— Consigne —
Comptez les lignes des données ci-dessous où figure la chaîne « world », puis indiquez uniquement ce nombre.

— Données fournies —
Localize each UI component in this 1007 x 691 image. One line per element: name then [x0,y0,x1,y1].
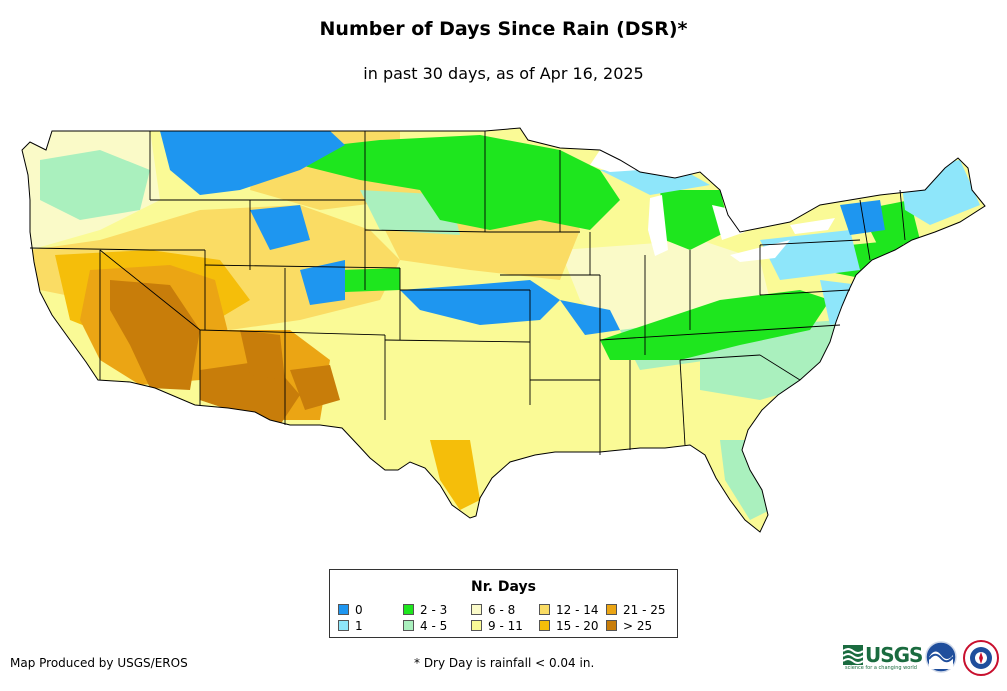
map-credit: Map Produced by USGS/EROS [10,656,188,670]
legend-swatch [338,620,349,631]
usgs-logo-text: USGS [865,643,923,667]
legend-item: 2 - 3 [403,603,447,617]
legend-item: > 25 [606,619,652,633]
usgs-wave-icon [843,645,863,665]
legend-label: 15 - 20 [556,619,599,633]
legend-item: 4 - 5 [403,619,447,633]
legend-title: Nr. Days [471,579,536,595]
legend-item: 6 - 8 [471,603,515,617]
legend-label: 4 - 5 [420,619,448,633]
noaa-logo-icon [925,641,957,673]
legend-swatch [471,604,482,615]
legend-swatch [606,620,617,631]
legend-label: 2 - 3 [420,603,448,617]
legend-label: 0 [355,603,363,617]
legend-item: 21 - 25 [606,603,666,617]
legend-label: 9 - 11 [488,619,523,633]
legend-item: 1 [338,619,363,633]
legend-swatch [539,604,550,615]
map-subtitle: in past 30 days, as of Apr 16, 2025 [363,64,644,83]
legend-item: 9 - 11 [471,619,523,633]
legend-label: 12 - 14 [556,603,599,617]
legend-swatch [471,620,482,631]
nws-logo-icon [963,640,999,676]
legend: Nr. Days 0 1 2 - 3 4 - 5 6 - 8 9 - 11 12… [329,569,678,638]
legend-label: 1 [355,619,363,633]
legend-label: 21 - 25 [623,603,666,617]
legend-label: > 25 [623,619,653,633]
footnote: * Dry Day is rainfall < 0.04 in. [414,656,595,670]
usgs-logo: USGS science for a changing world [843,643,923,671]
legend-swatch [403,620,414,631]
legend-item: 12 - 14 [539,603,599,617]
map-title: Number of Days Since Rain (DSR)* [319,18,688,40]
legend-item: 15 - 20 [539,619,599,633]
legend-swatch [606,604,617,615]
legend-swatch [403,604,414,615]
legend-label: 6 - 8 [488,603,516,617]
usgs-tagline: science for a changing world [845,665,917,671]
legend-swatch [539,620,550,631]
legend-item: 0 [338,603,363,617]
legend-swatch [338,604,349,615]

---

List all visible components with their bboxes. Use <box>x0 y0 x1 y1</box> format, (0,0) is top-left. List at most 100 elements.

— Réponse ci-dessous —
2